**WHAT IS BEING ASKED**
Could you repeat the whole listing below exactly as it stands?

**TASK INPUTS**
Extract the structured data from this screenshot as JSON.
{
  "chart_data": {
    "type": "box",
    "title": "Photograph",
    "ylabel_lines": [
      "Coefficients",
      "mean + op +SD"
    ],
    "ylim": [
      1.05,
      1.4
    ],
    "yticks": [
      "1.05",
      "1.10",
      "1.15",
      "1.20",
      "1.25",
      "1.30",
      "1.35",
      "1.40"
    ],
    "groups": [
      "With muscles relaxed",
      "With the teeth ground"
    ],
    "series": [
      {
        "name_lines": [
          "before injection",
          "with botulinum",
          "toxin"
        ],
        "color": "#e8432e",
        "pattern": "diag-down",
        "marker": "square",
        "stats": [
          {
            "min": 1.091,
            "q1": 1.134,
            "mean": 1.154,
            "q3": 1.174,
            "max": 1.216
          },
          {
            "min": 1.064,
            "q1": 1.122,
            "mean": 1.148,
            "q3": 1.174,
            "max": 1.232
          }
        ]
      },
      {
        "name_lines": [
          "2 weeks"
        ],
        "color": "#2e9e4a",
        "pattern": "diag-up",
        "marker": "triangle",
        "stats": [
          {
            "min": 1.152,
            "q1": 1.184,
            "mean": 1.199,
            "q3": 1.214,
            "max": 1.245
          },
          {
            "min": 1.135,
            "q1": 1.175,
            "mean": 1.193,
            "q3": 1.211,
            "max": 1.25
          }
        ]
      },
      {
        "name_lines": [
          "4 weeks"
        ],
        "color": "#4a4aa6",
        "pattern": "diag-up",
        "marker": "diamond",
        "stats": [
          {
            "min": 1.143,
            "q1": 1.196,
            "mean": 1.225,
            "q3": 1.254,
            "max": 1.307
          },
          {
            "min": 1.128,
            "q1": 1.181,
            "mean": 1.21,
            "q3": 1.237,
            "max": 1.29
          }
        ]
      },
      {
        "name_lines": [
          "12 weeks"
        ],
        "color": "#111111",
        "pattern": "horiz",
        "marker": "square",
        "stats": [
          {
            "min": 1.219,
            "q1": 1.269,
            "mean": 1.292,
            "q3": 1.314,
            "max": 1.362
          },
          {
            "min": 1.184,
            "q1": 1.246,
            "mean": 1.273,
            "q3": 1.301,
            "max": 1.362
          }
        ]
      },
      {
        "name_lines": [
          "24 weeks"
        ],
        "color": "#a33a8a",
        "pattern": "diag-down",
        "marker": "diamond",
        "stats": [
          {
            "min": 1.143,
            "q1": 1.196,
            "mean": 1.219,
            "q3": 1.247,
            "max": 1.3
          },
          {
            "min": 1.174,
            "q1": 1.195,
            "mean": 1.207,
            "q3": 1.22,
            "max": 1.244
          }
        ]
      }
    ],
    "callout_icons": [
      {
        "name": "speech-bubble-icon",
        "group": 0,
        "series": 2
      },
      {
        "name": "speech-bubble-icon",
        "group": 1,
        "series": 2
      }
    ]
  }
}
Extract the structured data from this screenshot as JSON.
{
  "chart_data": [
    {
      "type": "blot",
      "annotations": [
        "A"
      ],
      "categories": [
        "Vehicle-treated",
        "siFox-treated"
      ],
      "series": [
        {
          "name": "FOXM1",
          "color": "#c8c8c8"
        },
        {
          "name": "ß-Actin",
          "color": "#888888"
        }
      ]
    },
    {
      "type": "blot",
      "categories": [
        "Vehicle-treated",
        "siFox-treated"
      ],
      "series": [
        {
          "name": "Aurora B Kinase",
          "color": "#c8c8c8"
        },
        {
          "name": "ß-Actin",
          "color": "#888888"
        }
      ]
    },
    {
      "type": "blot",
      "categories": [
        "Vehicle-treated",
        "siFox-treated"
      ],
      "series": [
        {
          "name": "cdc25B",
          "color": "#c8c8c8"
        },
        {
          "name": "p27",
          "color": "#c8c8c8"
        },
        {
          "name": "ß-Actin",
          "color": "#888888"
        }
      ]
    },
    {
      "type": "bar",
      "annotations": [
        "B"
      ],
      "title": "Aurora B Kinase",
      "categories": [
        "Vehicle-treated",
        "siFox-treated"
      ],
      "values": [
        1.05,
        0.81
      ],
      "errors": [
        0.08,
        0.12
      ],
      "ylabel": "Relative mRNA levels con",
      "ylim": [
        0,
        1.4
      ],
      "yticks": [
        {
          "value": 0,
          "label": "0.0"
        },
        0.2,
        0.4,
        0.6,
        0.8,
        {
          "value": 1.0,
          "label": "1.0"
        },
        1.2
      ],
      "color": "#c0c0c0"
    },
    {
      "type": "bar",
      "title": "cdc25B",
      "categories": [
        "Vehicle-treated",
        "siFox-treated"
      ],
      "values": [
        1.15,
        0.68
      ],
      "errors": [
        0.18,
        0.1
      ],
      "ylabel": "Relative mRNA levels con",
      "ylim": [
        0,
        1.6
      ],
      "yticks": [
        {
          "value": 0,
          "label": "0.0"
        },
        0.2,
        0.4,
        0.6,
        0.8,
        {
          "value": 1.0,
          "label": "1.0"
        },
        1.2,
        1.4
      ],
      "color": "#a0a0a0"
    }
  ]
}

**OUTPUT FOR THIS TASK**
Extract the structured data from this screenshot as JSON.
{
  "chart_data": {
    "type": "box",
    "title": "Photograph",
    "ylabel_lines": [
      "Coefficients",
      "mean + op +SD"
    ],
    "ylim": [
      1.05,
      1.4
    ],
    "yticks": [
      "1.05",
      "1.10",
      "1.15",
      "1.20",
      "1.25",
      "1.30",
      "1.35",
      "1.40"
    ],
    "groups": [
      "With muscles relaxed",
      "With the teeth ground"
    ],
    "series": [
      {
        "name_lines": [
          "before injection",
          "with botulinum",
          "toxin"
        ],
        "color": "#e8432e",
        "pattern": "diag-down",
        "marker": "square",
        "stats": [
          {
            "min": 1.091,
            "q1": 1.134,
            "mean": 1.154,
            "q3": 1.174,
            "max": 1.216
          },
          {
            "min": 1.064,
            "q1": 1.122,
            "mean": 1.148,
            "q3": 1.174,
            "max": 1.232
          }
        ]
      },
      {
        "name_lines": [
          "2 weeks"
        ],
        "color": "#2e9e4a",
        "pattern": "diag-up",
        "marker": "triangle",
        "stats": [
          {
            "min": 1.152,
            "q1": 1.184,
            "mean": 1.199,
            "q3": 1.214,
            "max": 1.245
          },
          {
            "min": 1.135,
            "q1": 1.175,
            "mean": 1.193,
            "q3": 1.211,
            "max": 1.25
          }
        ]
      },
      {
        "name_lines": [
          "4 weeks"
        ],
        "color": "#4a4aa6",
        "pattern": "diag-up",
        "marker": "diamond",
        "stats": [
          {
            "min": 1.143,
            "q1": 1.196,
            "mean": 1.225,
            "q3": 1.254,
            "max": 1.307
          },
          {
            "min": 1.128,
            "q1": 1.181,
            "mean": 1.21,
            "q3": 1.237,
            "max": 1.29
          }
        ]
      },
      {
        "name_lines": [
          "12 weeks"
        ],
        "color": "#111111",
        "pattern": "horiz",
        "marker": "square",
        "stats": [
          {
            "min": 1.219,
            "q1": 1.269,
            "mean": 1.292,
            "q3": 1.314,
            "max": 1.362
          },
          {
            "min": 1.184,
            "q1": 1.246,
            "mean": 1.273,
            "q3": 1.301,
            "max": 1.362
          }
        ]
      },
      {
        "name_lines": [
          "24 weeks"
        ],
        "color": "#a33a8a",
        "pattern": "diag-down",
        "marker": "diamond",
        "stats": [
          {
            "min": 1.143,
            "q1": 1.196,
            "mean": 1.219,
            "q3": 1.247,
            "max": 1.3
          },
          {
            "min": 1.174,
            "q1": 1.195,
            "mean": 1.207,
            "q3": 1.22,
            "max": 1.244
          }
        ]
      }
    ],
    "callout_icons": [
      {
        "name": "speech-bubble-icon",
        "group": 0,
        "series": 2
      },
      {
        "name": "speech-bubble-icon",
        "group": 1,
        "series": 2
      }
    ]
  }
}
Extract the structured data from this screenshot as JSON.
{
  "chart_data": [
    {
      "type": "blot",
      "annotations": [
        "A"
      ],
      "categories": [
        "Vehicle-treated",
        "siFox-treated"
      ],
      "series": [
        {
          "name": "FOXM1",
          "color": "#c8c8c8"
        },
        {
          "name": "ß-Actin",
          "color": "#888888"
        }
      ]
    },
    {
      "type": "blot",
      "categories": [
        "Vehicle-treated",
        "siFox-treated"
      ],
      "series": [
        {
          "name": "Aurora B Kinase",
          "color": "#c8c8c8"
        },
        {
          "name": "ß-Actin",
          "color": "#888888"
        }
      ]
    },
    {
      "type": "blot",
      "categories": [
        "Vehicle-treated",
        "siFox-treated"
      ],
      "series": [
        {
          "name": "cdc25B",
          "color": "#c8c8c8"
        },
        {
          "name": "p27",
          "color": "#c8c8c8"
        },
        {
          "name": "ß-Actin",
          "color": "#888888"
        }
      ]
    },
    {
      "type": "bar",
      "annotations": [
        "B"
      ],
      "title": "Aurora B Kinase",
      "categories": [
        "Vehicle-treated",
        "siFox-treated"
      ],
      "values": [
        1.05,
        0.81
      ],
      "errors": [
        0.08,
        0.12
      ],
      "ylabel": "Relative mRNA levels con",
      "ylim": [
        0,
        1.4
      ],
      "yticks": [
        {
          "value": 0,
          "label": "0.0"
        },
        0.2,
        0.4,
        0.6,
        0.8,
        {
          "value": 1.0,
          "label": "1.0"
        },
        1.2
      ],
      "color": "#c0c0c0"
    },
    {
      "type": "bar",
      "title": "cdc25B",
      "categories": [
        "Vehicle-treated",
        "siFox-treated"
      ],
      "values": [
        1.15,
        0.68
      ],
      "errors": [
        0.18,
        0.1
      ],
      "ylabel": "Relative mRNA levels con",
      "ylim": [
        0,
        1.6
      ],
      "yticks": [
        {
          "value": 0,
          "label": "0.0"
        },
        0.2,
        0.4,
        0.6,
        0.8,
        {
          "value": 1.0,
          "label": "1.0"
        },
        1.2,
        1.4
      ],
      "color": "#a0a0a0"
    }
  ]
}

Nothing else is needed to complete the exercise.